The model generates a response. The
response is parsed, extracting the
answer. The reward is computed, and
results are saved. At the end of the
evaluation,
you get summary statistics
and additional info about reward
distribution.
Training follows the same core mechanism
with the additional step
of updating model parameters. We look at
at that in more detail later.
Let's look at the different example from
verifiers, the double-check environment.
Here, the model answers a math question,
and the environment then asks, "Are you
sure?"
This is a multi-turn environment,
similar in spirit to Tic-Tac-Toe, in
which each trajectory involves multiple
interaction between the model and the
environment.
Let's look at what
multi-turn end introduces.
State makes its first appearance here.
It's a dictionary that tracks
information during a rollout. We can set
the initial state through the setup
state method, not used in this example.
End response. Instead of the interaction
ending after one turn, the environment
can reply with a list of messages. Here,
it just says, "Are you sure?"
In more complex environments, the
response can be dynamically generated
based on the state.
The via stop decorator marks a method as
a stopping condition. This method runs
at every turn of the agent-environment
interaction. Once it returns true,
the rollout terminates.
Under the hood, verifiers runs a loop in
which the model and environment take
turns
exchanging messages, updating shared
state, until a stopping condition is met
and a full trajectory can be evaluated.
Another interesting type of environment
is the tool environment. All environment
types in verifiers are built on
multi-turn end, which implements the
core single-agent rollout loop. Tool end
adds tool calling to this foundation. As
you can see, tools are defined as Python
functions.
During rollouts, the model can call
tools, receive results, and continue
reasoning until it produces a response
without tool calls.
Each turn
consists of a model's response followed
by the environment's tool execution.
For a more realistic example, I
recommend checking out the Wiki search
environment.
Beyond the fundamental environments I
just showed, verifiers provides more
abstraction to build environments.
The NCP environment automatically
connects to model context protocol
servers to expose their tools.
Stateful tool end is for tools that need
per-rollout persistent state, like
database connection or session ID.
There is also a class implementing
recursive language models,
a novel idea you might have heard of.
It's an inference strategy where
language models can decompose and
recursively interact with input context
of unbounded length through REPL
environments.
Verifiers also plays well with others,
integrating with several third-party
environment libraries.

Document layout analysis data
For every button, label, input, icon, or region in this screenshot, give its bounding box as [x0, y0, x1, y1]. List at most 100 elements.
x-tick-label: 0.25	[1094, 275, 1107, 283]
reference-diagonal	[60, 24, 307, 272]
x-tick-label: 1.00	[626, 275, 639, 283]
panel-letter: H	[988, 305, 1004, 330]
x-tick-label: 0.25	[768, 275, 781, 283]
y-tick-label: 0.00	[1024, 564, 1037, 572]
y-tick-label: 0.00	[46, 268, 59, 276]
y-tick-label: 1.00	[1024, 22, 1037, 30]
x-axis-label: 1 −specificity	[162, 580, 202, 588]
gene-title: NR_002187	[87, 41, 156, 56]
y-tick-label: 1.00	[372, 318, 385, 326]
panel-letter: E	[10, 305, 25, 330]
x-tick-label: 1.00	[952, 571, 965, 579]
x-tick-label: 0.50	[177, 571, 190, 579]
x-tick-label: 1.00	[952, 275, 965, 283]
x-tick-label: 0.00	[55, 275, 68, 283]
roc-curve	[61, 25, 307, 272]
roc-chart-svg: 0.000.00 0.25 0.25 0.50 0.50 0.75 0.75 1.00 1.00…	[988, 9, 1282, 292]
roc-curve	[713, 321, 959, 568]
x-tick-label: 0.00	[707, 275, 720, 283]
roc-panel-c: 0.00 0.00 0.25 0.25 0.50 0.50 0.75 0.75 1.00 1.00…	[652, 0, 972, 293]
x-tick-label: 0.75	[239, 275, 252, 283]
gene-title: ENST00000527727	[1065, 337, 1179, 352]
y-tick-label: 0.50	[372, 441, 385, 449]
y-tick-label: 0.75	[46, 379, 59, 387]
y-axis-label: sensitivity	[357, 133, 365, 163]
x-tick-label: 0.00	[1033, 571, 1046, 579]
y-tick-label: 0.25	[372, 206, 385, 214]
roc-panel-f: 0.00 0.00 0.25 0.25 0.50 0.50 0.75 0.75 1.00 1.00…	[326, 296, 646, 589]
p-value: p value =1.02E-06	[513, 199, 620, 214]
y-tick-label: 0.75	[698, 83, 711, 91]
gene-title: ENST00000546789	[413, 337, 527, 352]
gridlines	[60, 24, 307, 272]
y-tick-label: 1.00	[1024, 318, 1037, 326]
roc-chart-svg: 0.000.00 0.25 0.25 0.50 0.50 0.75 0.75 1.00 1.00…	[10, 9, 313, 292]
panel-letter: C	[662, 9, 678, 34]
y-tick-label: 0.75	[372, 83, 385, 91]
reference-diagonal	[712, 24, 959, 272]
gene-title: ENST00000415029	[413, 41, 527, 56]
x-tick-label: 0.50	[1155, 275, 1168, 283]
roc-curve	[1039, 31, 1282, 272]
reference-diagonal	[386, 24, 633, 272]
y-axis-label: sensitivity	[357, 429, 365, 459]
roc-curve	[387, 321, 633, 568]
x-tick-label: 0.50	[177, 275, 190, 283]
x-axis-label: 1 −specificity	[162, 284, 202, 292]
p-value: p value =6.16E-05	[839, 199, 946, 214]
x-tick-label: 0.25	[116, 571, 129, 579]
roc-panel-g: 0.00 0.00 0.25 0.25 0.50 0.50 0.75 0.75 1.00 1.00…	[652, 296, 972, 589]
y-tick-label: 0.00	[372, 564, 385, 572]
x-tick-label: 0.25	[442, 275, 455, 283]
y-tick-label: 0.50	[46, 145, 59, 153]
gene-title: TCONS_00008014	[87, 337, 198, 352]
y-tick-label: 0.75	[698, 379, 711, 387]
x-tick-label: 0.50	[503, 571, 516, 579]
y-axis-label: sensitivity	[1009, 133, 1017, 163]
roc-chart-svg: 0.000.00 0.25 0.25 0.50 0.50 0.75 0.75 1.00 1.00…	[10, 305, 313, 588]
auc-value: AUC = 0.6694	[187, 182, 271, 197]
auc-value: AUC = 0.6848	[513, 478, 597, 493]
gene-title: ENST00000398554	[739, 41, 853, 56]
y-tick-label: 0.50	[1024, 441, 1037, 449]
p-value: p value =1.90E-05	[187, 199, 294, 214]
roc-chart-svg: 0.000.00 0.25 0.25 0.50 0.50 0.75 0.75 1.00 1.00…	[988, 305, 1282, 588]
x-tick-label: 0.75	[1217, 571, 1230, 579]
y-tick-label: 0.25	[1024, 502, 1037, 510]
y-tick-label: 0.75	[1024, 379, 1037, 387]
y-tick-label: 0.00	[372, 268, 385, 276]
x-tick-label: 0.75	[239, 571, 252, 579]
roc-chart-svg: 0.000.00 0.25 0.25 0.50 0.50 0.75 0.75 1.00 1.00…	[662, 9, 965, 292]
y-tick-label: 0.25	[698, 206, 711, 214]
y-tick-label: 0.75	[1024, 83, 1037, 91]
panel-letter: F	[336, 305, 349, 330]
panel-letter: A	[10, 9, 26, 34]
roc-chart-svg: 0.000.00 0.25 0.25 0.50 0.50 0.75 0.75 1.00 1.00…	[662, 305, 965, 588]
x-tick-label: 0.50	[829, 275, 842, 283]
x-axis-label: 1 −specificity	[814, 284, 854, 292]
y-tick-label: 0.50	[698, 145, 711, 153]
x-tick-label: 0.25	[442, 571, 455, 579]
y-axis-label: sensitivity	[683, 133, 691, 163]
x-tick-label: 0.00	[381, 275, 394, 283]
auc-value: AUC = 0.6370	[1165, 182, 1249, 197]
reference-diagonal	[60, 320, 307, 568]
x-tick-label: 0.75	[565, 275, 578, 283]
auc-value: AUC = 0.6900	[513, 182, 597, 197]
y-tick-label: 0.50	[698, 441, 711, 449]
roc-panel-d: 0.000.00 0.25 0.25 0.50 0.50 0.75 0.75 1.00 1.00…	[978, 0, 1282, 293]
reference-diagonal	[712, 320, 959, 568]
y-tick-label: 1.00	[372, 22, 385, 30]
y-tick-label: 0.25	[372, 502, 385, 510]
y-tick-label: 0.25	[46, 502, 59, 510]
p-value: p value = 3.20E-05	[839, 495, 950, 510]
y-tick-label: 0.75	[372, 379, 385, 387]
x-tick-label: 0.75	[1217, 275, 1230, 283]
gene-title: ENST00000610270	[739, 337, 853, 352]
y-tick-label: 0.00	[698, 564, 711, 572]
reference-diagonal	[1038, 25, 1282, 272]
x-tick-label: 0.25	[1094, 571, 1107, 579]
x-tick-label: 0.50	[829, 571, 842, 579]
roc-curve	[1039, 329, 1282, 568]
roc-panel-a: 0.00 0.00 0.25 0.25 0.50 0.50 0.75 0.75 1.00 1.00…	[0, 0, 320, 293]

▸ REQUIREMENT 1: In the text about verifiers, which actions take place, in order, before the end of the evaluation?
▸ REQUIREMENT 2: How would you translate the sentence "As you can see, tools are defined as Python functions." from the text about verifiers into Spanish?

▸ FINAL ANSWER 1:
1. The model generates a response.
2. The response is parsed, extracting the answer.
3. The reward is computed.
4. The results are saved.

▸ FINAL ANSWER 2: Como puedes ver, las herramientas se definen como funciones de Python.